EXERCISE REQUIREMENTS
Count how many lines below include the string "this", and give that number without anything else.

DATASET RECORDS
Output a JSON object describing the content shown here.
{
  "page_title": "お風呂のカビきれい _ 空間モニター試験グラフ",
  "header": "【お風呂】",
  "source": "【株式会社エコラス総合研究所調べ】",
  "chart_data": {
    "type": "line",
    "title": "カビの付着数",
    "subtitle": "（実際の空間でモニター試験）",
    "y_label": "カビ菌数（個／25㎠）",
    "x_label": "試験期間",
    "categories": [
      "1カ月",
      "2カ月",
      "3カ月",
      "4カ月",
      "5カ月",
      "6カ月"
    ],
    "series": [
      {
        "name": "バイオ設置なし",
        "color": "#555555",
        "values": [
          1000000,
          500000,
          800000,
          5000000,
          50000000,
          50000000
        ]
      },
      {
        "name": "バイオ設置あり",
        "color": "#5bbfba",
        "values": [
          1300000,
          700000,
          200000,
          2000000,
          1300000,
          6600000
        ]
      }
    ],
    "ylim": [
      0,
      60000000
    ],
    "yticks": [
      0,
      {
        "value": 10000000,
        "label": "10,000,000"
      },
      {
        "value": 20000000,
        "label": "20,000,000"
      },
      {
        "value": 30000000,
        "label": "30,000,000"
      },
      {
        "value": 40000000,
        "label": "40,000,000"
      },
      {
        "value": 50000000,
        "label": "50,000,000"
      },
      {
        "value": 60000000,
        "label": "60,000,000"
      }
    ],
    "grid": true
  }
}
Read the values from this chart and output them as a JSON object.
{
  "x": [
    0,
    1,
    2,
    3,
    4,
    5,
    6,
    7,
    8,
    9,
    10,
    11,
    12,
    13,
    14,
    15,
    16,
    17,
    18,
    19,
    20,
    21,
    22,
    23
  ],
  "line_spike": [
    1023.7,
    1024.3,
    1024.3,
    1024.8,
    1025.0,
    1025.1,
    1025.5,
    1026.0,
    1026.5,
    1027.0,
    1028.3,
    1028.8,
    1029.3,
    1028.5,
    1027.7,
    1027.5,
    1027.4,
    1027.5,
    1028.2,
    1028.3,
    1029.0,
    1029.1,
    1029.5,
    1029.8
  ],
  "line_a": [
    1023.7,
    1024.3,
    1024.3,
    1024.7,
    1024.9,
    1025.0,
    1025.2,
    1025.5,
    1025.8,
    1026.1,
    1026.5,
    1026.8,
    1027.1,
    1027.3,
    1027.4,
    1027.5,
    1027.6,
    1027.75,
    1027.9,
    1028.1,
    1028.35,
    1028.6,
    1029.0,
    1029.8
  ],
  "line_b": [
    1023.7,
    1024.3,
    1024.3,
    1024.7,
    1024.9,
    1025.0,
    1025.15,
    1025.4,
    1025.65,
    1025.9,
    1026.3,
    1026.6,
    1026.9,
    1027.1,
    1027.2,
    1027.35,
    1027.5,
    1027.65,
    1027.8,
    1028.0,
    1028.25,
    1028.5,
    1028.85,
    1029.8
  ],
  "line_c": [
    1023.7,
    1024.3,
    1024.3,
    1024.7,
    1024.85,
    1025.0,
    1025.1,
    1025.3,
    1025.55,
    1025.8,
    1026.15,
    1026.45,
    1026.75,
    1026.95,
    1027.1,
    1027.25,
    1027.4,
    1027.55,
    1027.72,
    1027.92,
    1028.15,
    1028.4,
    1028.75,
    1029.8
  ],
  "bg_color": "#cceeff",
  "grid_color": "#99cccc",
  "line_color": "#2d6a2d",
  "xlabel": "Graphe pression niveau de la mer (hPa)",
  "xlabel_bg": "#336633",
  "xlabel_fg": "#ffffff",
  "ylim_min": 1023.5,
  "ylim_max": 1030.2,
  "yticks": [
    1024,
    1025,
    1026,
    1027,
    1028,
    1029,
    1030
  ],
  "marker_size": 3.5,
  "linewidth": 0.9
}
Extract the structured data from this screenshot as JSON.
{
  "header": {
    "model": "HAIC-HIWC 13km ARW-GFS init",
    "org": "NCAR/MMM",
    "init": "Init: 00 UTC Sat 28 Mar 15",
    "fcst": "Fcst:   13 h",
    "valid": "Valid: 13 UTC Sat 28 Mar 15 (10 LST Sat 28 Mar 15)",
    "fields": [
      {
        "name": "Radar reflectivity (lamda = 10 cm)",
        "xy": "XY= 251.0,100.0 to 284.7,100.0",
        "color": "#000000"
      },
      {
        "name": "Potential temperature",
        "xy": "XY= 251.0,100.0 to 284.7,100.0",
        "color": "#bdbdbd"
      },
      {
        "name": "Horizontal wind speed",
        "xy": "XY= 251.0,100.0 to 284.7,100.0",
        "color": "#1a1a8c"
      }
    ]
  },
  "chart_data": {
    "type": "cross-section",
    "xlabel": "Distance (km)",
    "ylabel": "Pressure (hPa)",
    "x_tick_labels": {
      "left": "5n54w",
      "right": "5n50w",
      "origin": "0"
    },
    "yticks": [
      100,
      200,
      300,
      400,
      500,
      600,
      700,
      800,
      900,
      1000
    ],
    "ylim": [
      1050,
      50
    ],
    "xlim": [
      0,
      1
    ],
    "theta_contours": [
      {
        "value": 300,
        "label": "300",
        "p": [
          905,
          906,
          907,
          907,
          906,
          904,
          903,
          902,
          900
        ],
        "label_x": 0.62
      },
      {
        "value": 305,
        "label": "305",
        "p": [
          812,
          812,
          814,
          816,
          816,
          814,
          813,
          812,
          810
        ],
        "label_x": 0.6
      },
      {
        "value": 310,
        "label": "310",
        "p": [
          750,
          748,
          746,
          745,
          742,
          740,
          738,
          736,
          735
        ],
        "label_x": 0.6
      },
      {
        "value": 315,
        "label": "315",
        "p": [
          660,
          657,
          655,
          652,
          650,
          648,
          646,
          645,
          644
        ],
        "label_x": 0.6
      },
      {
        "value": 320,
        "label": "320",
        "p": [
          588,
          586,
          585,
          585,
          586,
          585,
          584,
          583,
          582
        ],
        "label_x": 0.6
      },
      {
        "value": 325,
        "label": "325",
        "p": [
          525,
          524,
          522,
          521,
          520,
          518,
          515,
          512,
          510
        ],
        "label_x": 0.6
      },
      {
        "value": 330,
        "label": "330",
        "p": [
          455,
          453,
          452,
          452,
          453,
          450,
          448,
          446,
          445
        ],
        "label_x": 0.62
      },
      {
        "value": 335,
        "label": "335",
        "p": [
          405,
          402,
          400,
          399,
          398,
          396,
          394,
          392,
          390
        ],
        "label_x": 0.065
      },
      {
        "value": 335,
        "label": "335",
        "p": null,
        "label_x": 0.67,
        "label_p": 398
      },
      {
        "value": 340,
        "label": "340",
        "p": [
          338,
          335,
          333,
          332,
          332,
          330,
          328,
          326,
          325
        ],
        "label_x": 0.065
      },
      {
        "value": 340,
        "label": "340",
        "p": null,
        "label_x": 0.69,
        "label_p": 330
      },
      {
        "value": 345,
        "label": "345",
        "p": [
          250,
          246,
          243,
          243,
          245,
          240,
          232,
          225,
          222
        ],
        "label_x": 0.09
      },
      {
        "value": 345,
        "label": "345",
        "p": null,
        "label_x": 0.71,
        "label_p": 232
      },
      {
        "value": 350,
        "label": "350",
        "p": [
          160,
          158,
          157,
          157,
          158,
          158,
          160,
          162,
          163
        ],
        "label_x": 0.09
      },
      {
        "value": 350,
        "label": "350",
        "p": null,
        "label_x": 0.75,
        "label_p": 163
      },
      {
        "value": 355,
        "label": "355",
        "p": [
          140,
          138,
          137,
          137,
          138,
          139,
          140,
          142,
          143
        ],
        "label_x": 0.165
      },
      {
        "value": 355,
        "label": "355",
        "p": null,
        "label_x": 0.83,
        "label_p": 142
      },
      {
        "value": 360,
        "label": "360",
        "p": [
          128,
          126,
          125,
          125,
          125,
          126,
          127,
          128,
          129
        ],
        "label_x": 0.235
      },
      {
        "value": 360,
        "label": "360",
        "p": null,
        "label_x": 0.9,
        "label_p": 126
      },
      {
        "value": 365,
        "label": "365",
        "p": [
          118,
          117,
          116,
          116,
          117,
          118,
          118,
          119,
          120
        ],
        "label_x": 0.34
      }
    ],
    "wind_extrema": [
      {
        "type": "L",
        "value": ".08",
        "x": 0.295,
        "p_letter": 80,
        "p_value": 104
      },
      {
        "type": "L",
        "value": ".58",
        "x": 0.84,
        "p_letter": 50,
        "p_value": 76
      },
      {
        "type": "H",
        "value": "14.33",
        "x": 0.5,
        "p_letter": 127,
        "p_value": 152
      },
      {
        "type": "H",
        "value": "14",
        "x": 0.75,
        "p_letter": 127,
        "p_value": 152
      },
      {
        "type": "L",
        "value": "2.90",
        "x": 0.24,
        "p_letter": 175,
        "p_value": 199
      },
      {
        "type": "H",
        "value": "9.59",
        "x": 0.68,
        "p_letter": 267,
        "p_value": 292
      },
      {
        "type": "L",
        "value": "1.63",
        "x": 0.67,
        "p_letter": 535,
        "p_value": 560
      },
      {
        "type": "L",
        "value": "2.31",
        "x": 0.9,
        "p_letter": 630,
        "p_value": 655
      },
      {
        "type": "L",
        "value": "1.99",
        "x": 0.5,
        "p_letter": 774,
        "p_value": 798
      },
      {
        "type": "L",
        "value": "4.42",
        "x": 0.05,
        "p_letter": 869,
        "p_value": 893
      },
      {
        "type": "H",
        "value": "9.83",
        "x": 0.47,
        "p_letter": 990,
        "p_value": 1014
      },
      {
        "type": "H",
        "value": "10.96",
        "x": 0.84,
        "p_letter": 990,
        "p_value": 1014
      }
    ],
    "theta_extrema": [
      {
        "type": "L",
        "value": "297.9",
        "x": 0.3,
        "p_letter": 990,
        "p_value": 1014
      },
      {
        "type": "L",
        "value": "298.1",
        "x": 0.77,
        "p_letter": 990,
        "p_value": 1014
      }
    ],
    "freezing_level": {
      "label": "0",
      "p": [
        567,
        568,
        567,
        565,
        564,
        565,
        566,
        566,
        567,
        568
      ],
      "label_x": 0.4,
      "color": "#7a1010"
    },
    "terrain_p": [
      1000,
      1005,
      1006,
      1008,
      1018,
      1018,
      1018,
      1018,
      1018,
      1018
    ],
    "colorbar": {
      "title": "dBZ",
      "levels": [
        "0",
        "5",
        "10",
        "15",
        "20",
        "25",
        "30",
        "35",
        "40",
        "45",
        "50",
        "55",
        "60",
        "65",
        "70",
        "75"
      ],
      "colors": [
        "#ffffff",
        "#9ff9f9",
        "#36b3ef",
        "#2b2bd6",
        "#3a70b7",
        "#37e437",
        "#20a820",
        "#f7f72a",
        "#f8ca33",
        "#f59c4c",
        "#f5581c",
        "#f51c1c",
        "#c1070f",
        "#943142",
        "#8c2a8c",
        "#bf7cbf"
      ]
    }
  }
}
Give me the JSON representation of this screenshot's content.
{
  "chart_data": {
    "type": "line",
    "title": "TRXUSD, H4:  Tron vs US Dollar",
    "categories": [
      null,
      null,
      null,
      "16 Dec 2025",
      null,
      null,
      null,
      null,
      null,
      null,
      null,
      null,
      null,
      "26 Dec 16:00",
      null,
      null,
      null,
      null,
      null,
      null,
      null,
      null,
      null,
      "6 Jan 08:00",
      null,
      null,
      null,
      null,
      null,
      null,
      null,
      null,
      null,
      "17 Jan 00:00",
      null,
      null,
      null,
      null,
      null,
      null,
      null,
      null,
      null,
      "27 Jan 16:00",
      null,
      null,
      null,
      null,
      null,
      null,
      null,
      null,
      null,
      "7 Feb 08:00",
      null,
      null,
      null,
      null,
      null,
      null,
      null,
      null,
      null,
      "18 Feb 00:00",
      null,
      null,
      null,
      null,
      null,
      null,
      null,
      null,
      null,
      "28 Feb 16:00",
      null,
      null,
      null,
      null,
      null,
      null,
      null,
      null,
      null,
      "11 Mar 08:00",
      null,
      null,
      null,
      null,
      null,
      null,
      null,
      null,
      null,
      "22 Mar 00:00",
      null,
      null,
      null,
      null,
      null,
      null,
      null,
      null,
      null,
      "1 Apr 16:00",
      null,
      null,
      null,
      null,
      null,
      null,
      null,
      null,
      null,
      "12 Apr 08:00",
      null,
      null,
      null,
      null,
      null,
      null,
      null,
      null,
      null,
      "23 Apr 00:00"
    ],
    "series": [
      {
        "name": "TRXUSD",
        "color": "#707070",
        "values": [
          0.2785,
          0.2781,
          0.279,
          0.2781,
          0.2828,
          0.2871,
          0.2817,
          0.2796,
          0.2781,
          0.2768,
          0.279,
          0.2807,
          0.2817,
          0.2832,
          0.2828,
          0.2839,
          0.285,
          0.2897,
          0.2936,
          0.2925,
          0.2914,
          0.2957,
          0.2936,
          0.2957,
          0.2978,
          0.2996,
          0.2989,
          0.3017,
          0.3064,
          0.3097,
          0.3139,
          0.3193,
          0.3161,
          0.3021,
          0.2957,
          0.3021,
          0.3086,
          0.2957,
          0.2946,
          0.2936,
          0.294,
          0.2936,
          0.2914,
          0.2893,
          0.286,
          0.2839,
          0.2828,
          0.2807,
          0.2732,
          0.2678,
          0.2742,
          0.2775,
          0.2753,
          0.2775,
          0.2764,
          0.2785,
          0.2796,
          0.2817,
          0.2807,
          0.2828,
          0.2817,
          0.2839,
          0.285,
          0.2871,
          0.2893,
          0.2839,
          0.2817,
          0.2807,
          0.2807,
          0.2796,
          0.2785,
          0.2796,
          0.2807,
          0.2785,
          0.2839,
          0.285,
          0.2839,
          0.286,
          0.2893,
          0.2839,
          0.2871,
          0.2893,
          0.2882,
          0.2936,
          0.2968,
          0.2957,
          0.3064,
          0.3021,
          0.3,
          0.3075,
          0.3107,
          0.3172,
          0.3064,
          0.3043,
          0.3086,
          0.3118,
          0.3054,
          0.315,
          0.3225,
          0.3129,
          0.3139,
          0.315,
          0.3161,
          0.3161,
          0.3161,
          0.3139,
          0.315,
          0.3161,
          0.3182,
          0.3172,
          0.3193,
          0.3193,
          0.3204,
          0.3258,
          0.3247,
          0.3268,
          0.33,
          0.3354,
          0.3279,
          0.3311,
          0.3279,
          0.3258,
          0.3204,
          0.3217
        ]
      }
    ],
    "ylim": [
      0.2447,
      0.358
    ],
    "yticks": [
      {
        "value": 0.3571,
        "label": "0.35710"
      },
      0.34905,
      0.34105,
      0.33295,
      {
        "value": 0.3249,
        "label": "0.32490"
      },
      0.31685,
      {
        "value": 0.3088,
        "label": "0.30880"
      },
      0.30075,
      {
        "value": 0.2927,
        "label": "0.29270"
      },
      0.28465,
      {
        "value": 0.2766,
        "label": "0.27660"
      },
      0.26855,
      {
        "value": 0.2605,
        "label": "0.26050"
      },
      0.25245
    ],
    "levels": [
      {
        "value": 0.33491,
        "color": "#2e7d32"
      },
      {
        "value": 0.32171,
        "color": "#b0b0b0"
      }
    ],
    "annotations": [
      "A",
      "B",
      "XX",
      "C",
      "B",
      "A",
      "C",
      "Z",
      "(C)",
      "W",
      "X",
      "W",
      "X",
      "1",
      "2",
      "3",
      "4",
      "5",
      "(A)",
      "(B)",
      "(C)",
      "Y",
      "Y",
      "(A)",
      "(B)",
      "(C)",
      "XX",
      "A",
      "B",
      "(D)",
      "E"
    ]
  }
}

THE RESULT
3